%%
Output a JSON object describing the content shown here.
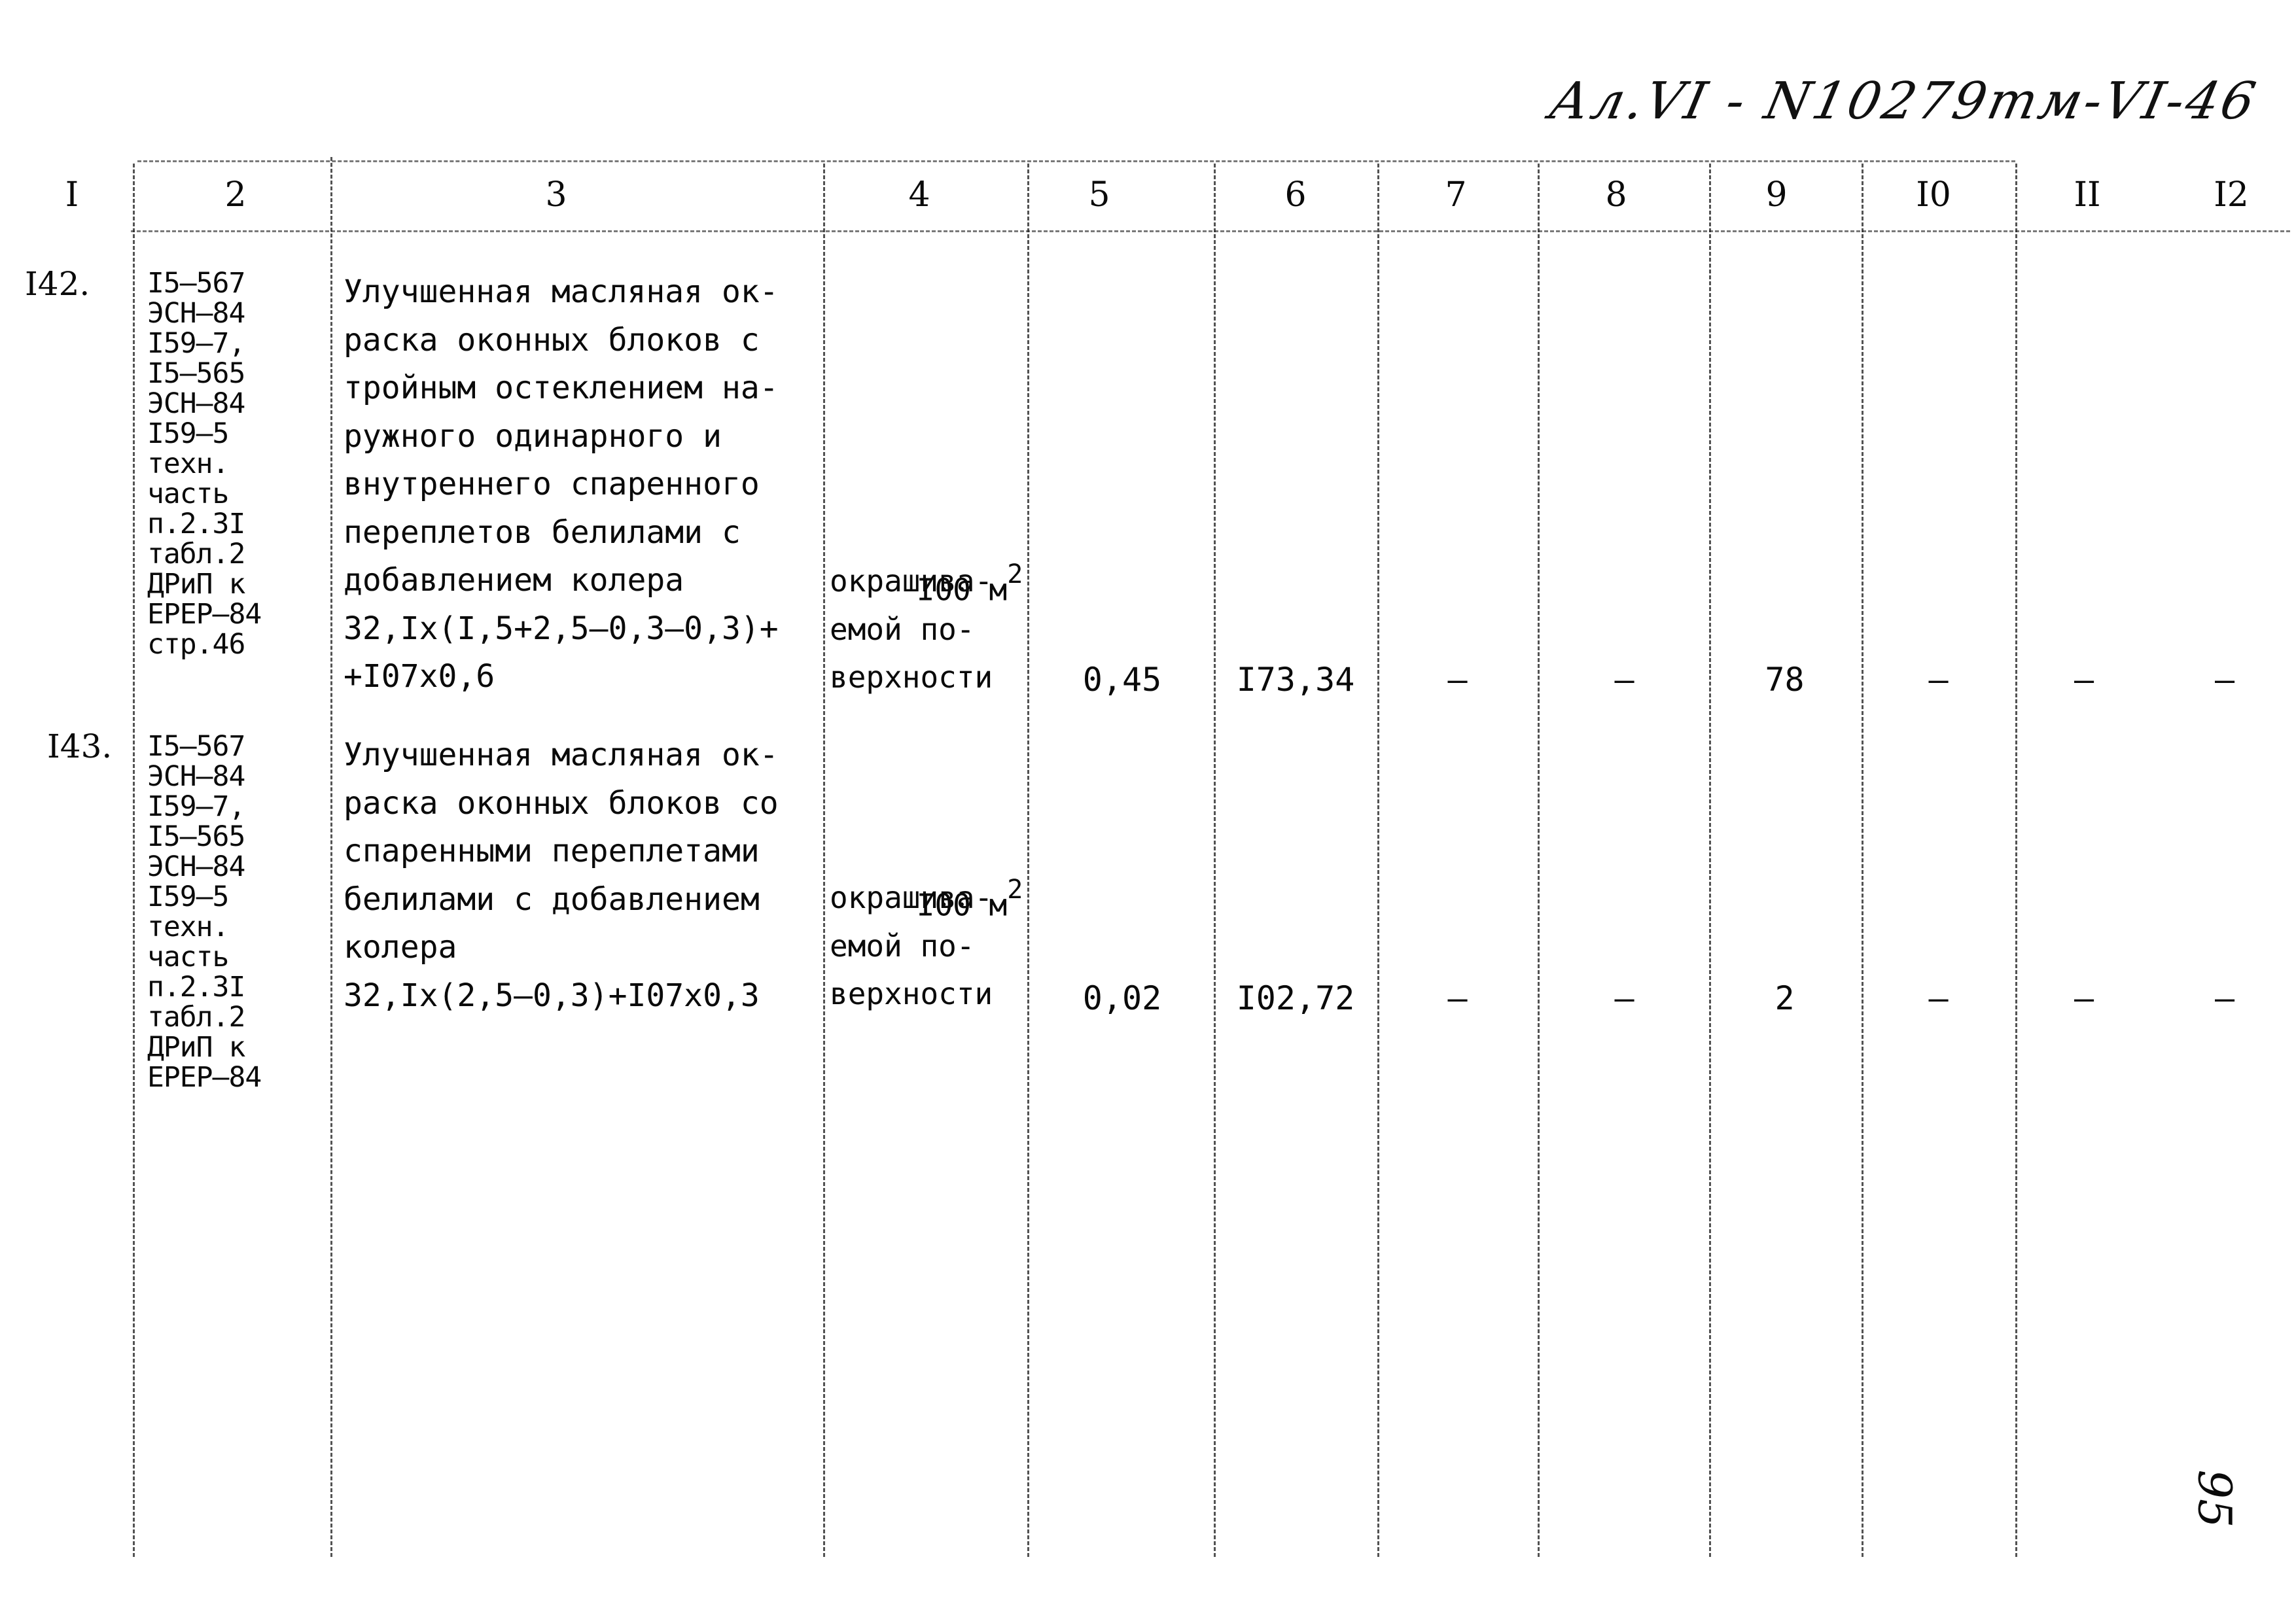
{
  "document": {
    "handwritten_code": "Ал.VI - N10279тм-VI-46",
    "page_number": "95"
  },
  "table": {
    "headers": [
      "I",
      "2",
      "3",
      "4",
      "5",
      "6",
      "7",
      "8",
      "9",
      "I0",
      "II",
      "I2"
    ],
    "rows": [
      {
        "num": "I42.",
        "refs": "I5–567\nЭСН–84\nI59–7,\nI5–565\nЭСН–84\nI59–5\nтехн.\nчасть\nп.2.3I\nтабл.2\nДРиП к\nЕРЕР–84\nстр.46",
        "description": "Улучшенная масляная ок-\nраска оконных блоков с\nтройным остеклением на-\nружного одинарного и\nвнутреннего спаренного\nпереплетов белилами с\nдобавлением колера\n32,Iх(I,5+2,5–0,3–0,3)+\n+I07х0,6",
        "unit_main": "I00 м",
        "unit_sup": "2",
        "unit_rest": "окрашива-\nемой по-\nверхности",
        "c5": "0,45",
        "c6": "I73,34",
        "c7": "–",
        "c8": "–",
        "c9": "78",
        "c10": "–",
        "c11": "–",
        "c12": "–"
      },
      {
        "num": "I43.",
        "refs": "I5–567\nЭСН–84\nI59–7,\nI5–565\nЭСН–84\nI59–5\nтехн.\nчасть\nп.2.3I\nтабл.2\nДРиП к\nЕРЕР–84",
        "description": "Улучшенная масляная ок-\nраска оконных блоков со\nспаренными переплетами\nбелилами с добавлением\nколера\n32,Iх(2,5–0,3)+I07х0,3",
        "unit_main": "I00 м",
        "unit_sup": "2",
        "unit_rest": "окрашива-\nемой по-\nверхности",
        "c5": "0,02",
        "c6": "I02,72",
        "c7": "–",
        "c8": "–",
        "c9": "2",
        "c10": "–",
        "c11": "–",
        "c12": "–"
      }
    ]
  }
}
%%
%%
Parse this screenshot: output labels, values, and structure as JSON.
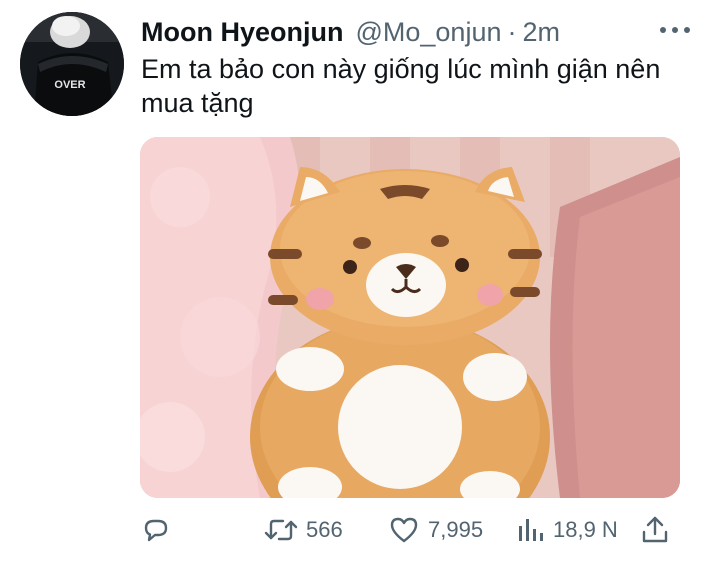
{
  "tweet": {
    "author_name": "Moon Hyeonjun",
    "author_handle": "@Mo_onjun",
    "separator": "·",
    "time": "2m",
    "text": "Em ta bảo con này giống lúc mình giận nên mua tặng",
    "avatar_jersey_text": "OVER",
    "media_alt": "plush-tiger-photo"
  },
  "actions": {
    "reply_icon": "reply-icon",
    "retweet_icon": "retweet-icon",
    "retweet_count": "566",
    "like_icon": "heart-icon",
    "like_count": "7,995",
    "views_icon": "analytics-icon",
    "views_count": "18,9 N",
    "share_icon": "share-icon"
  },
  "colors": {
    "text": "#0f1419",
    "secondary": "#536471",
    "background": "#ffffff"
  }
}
%%
**GIVEN INSTRUCTION:** Read the lines above. Gather those in which the string "nЭСН" is found.

**SOLUTION FOR THIS TASK:**
        "refs": "I5–567\nЭСН–84\nI59–7,\nI5–565\nЭСН–84\nI59–5\nтехн.\nчасть\nп.2.3I\nтабл.2\nДРиП к\nЕРЕР–84\nстр.46",
        "refs": "I5–567\nЭСН–84\nI59–7,\nI5–565\nЭСН–84\nI59–5\nтехн.\nчасть\nп.2.3I\nтабл.2\nДРиП к\nЕРЕР–84",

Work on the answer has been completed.